[Collected data]
— Start —

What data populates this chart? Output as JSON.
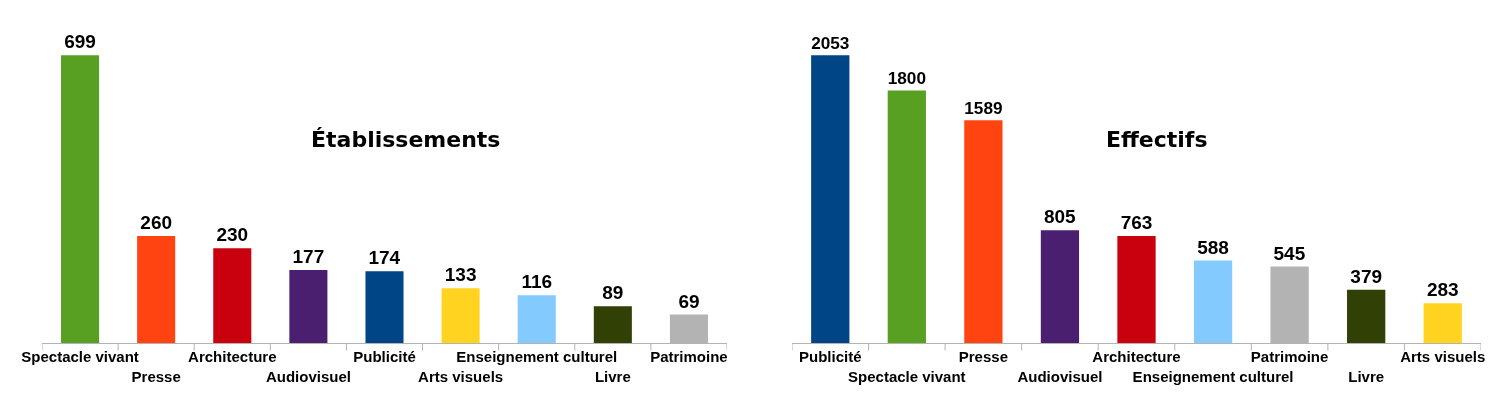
{
  "chart_data": [
    {
      "type": "bar",
      "title": "Établissements",
      "categories": [
        "Spectacle vivant",
        "Presse",
        "Architecture",
        "Audiovisuel",
        "Publicité",
        "Arts visuels",
        "Enseignement culturel",
        "Livre",
        "Patrimoine"
      ],
      "values": [
        699,
        260,
        230,
        177,
        174,
        133,
        116,
        89,
        69
      ],
      "colors": [
        "#58a021",
        "#ff4411",
        "#c9000e",
        "#4b1f6f",
        "#004586",
        "#ffd320",
        "#83caff",
        "#314004",
        "#b3b3b3"
      ],
      "data_labels": true,
      "grid": false
    },
    {
      "type": "bar",
      "title": "Effectifs",
      "categories": [
        "Publicité",
        "Spectacle vivant",
        "Presse",
        "Audiovisuel",
        "Architecture",
        "Enseignement culturel",
        "Patrimoine",
        "Livre",
        "Arts visuels"
      ],
      "values": [
        2053,
        1800,
        1589,
        805,
        763,
        588,
        545,
        379,
        283
      ],
      "colors": [
        "#004586",
        "#58a021",
        "#ff4411",
        "#4b1f6f",
        "#c9000e",
        "#83caff",
        "#b3b3b3",
        "#314004",
        "#ffd320"
      ],
      "data_labels": true,
      "grid": false
    }
  ]
}
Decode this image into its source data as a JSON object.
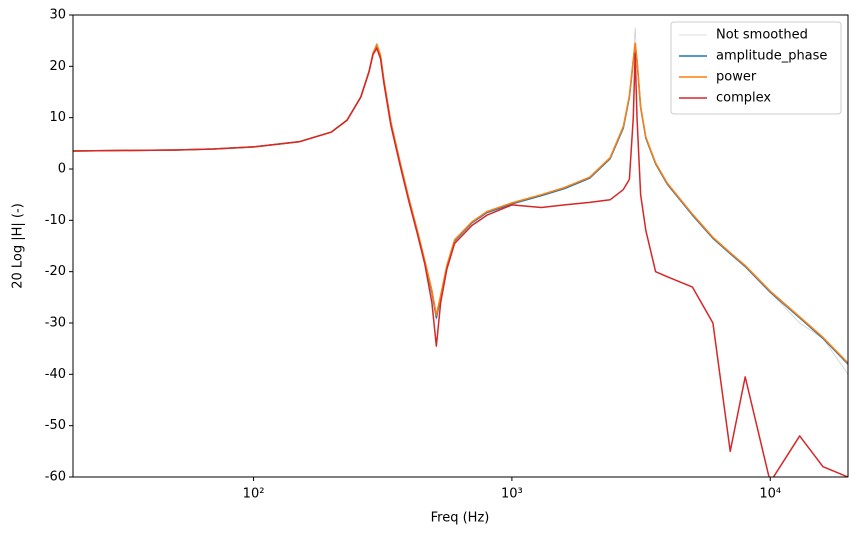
{
  "chart_data": {
    "type": "line",
    "xlabel": "Freq (Hz)",
    "ylabel": "20 Log |H| (-)",
    "xscale": "log",
    "xlim": [
      20,
      20000
    ],
    "ylim": [
      -60,
      30
    ],
    "xticks": [
      {
        "value": 100,
        "label": "10²"
      },
      {
        "value": 1000,
        "label": "10³"
      },
      {
        "value": 10000,
        "label": "10⁴"
      }
    ],
    "yticks": [
      -60,
      -50,
      -40,
      -30,
      -20,
      -10,
      0,
      10,
      20,
      30
    ],
    "legend": "upper right",
    "x": [
      20,
      30,
      50,
      70,
      100,
      150,
      200,
      230,
      260,
      280,
      290,
      300,
      310,
      320,
      340,
      370,
      400,
      430,
      460,
      490,
      510,
      530,
      560,
      600,
      700,
      800,
      1000,
      1300,
      1600,
      2000,
      2400,
      2700,
      2850,
      2950,
      3000,
      3050,
      3150,
      3300,
      3600,
      4000,
      5000,
      6000,
      7000,
      8000,
      10000,
      13000,
      16000,
      20000
    ],
    "series": [
      {
        "name": "Not smoothed",
        "color": "#d0d0d0",
        "width": 0.8,
        "values": [
          3.5,
          3.6,
          3.7,
          3.9,
          4.3,
          5.3,
          7.2,
          9.5,
          14,
          19,
          22.5,
          24.5,
          22,
          17,
          9,
          1,
          -6,
          -12,
          -18,
          -24,
          -29.5,
          -25,
          -19,
          -14,
          -10.5,
          -8.5,
          -6.8,
          -5.2,
          -3.8,
          -1.8,
          2,
          8,
          14,
          21,
          27.5,
          21,
          12,
          6,
          1,
          -3,
          -9,
          -13.5,
          -16.5,
          -19,
          -24,
          -30,
          -33,
          -40
        ]
      },
      {
        "name": "amplitude_phase",
        "color": "#1f77b4",
        "width": 1.5,
        "values": [
          3.5,
          3.6,
          3.7,
          3.9,
          4.3,
          5.3,
          7.2,
          9.5,
          14,
          19,
          22.5,
          24,
          22,
          17,
          9,
          1,
          -6,
          -12,
          -18,
          -24,
          -29,
          -25,
          -19,
          -14,
          -10.5,
          -8.5,
          -6.8,
          -5.2,
          -3.8,
          -1.8,
          2,
          8,
          14,
          21,
          24,
          21,
          12,
          6,
          1,
          -3,
          -9,
          -13.5,
          -16.5,
          -19,
          -24,
          -29,
          -33,
          -38
        ]
      },
      {
        "name": "power",
        "color": "#ff7f0e",
        "width": 1.5,
        "values": [
          3.5,
          3.6,
          3.7,
          3.9,
          4.3,
          5.3,
          7.2,
          9.5,
          14,
          19,
          22.6,
          24.3,
          22.2,
          17.2,
          9.2,
          1.1,
          -5.9,
          -11.9,
          -17.8,
          -23.6,
          -28.5,
          -24.6,
          -18.8,
          -13.8,
          -10.3,
          -8.3,
          -6.6,
          -5,
          -3.6,
          -1.6,
          2.2,
          8.3,
          14.3,
          21.3,
          24.5,
          21.3,
          12.2,
          6.2,
          1.2,
          -2.8,
          -8.8,
          -13.3,
          -16.3,
          -18.8,
          -23.8,
          -28.8,
          -32.8,
          -37.8
        ]
      },
      {
        "name": "complex",
        "color": "#d62728",
        "width": 1.5,
        "values": [
          3.5,
          3.6,
          3.7,
          3.9,
          4.3,
          5.3,
          7.2,
          9.5,
          14,
          19,
          22.3,
          23.5,
          21.5,
          16.5,
          8.5,
          0.5,
          -6.5,
          -12.5,
          -18.5,
          -26,
          -34.5,
          -26,
          -19.5,
          -14.5,
          -11,
          -9,
          -7,
          -7.5,
          -7,
          -6.5,
          -6,
          -4,
          -2,
          10,
          22.5,
          10,
          -5,
          -12,
          -20,
          -21,
          -23,
          -30,
          -55,
          -40.5,
          -61,
          -52,
          -58,
          -60
        ]
      }
    ]
  }
}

— End —

WHAT THE TASK REQUIRES: Every record above should be written out again without change, except that the pictures are left out.

FINISHED EXERCISE:
What data populates this chart? Output as JSON.
{
  "chart_data": [
    {
      "type": "bar",
      "title": "Établissements",
      "categories": [
        "Spectacle vivant",
        "Presse",
        "Architecture",
        "Audiovisuel",
        "Publicité",
        "Arts visuels",
        "Enseignement culturel",
        "Livre",
        "Patrimoine"
      ],
      "values": [
        699,
        260,
        230,
        177,
        174,
        133,
        116,
        89,
        69
      ],
      "colors": [
        "#58a021",
        "#ff4411",
        "#c9000e",
        "#4b1f6f",
        "#004586",
        "#ffd320",
        "#83caff",
        "#314004",
        "#b3b3b3"
      ],
      "data_labels": true,
      "grid": false
    },
    {
      "type": "bar",
      "title": "Effectifs",
      "categories": [
        "Publicité",
        "Spectacle vivant",
        "Presse",
        "Audiovisuel",
        "Architecture",
        "Enseignement culturel",
        "Patrimoine",
        "Livre",
        "Arts visuels"
      ],
      "values": [
        2053,
        1800,
        1589,
        805,
        763,
        588,
        545,
        379,
        283
      ],
      "colors": [
        "#004586",
        "#58a021",
        "#ff4411",
        "#4b1f6f",
        "#c9000e",
        "#83caff",
        "#b3b3b3",
        "#314004",
        "#ffd320"
      ],
      "data_labels": true,
      "grid": false
    }
  ]
}
Decode this image into its source data as a JSON object.
{
  "chart_data": {
    "type": "line",
    "xlabel": "Freq (Hz)",
    "ylabel": "20 Log |H| (-)",
    "xscale": "log",
    "xlim": [
      20,
      20000
    ],
    "ylim": [
      -60,
      30
    ],
    "xticks": [
      {
        "value": 100,
        "label": "10²"
      },
      {
        "value": 1000,
        "label": "10³"
      },
      {
        "value": 10000,
        "label": "10⁴"
      }
    ],
    "yticks": [
      -60,
      -50,
      -40,
      -30,
      -20,
      -10,
      0,
      10,
      20,
      30
    ],
    "legend": "upper right",
    "x": [
      20,
      30,
      50,
      70,
      100,
      150,
      200,
      230,
      260,
      280,
      290,
      300,
      310,
      320,
      340,
      370,
      400,
      430,
      460,
      490,
      510,
      530,
      560,
      600,
      700,
      800,
      1000,
      1300,
      1600,
      2000,
      2400,
      2700,
      2850,
      2950,
      3000,
      3050,
      3150,
      3300,
      3600,
      4000,
      5000,
      6000,
      7000,
      8000,
      10000,
      13000,
      16000,
      20000
    ],
    "series": [
      {
        "name": "Not smoothed",
        "color": "#d0d0d0",
        "width": 0.8,
        "values": [
          3.5,
          3.6,
          3.7,
          3.9,
          4.3,
          5.3,
          7.2,
          9.5,
          14,
          19,
          22.5,
          24.5,
          22,
          17,
          9,
          1,
          -6,
          -12,
          -18,
          -24,
          -29.5,
          -25,
          -19,
          -14,
          -10.5,
          -8.5,
          -6.8,
          -5.2,
          -3.8,
          -1.8,
          2,
          8,
          14,
          21,
          27.5,
          21,
          12,
          6,
          1,
          -3,
          -9,
          -13.5,
          -16.5,
          -19,
          -24,
          -30,
          -33,
          -40
        ]
      },
      {
        "name": "amplitude_phase",
        "color": "#1f77b4",
        "width": 1.5,
        "values": [
          3.5,
          3.6,
          3.7,
          3.9,
          4.3,
          5.3,
          7.2,
          9.5,
          14,
          19,
          22.5,
          24,
          22,
          17,
          9,
          1,
          -6,
          -12,
          -18,
          -24,
          -29,
          -25,
          -19,
          -14,
          -10.5,
          -8.5,
          -6.8,
          -5.2,
          -3.8,
          -1.8,
          2,
          8,
          14,
          21,
          24,
          21,
          12,
          6,
          1,
          -3,
          -9,
          -13.5,
          -16.5,
          -19,
          -24,
          -29,
          -33,
          -38
        ]
      },
      {
        "name": "power",
        "color": "#ff7f0e",
        "width": 1.5,
        "values": [
          3.5,
          3.6,
          3.7,
          3.9,
          4.3,
          5.3,
          7.2,
          9.5,
          14,
          19,
          22.6,
          24.3,
          22.2,
          17.2,
          9.2,
          1.1,
          -5.9,
          -11.9,
          -17.8,
          -23.6,
          -28.5,
          -24.6,
          -18.8,
          -13.8,
          -10.3,
          -8.3,
          -6.6,
          -5,
          -3.6,
          -1.6,
          2.2,
          8.3,
          14.3,
          21.3,
          24.5,
          21.3,
          12.2,
          6.2,
          1.2,
          -2.8,
          -8.8,
          -13.3,
          -16.3,
          -18.8,
          -23.8,
          -28.8,
          -32.8,
          -37.8
        ]
      },
      {
        "name": "complex",
        "color": "#d62728",
        "width": 1.5,
        "values": [
          3.5,
          3.6,
          3.7,
          3.9,
          4.3,
          5.3,
          7.2,
          9.5,
          14,
          19,
          22.3,
          23.5,
          21.5,
          16.5,
          8.5,
          0.5,
          -6.5,
          -12.5,
          -18.5,
          -26,
          -34.5,
          -26,
          -19.5,
          -14.5,
          -11,
          -9,
          -7,
          -7.5,
          -7,
          -6.5,
          -6,
          -4,
          -2,
          10,
          22.5,
          10,
          -5,
          -12,
          -20,
          -21,
          -23,
          -30,
          -55,
          -40.5,
          -61,
          -52,
          -58,
          -60
        ]
      }
    ]
  }
}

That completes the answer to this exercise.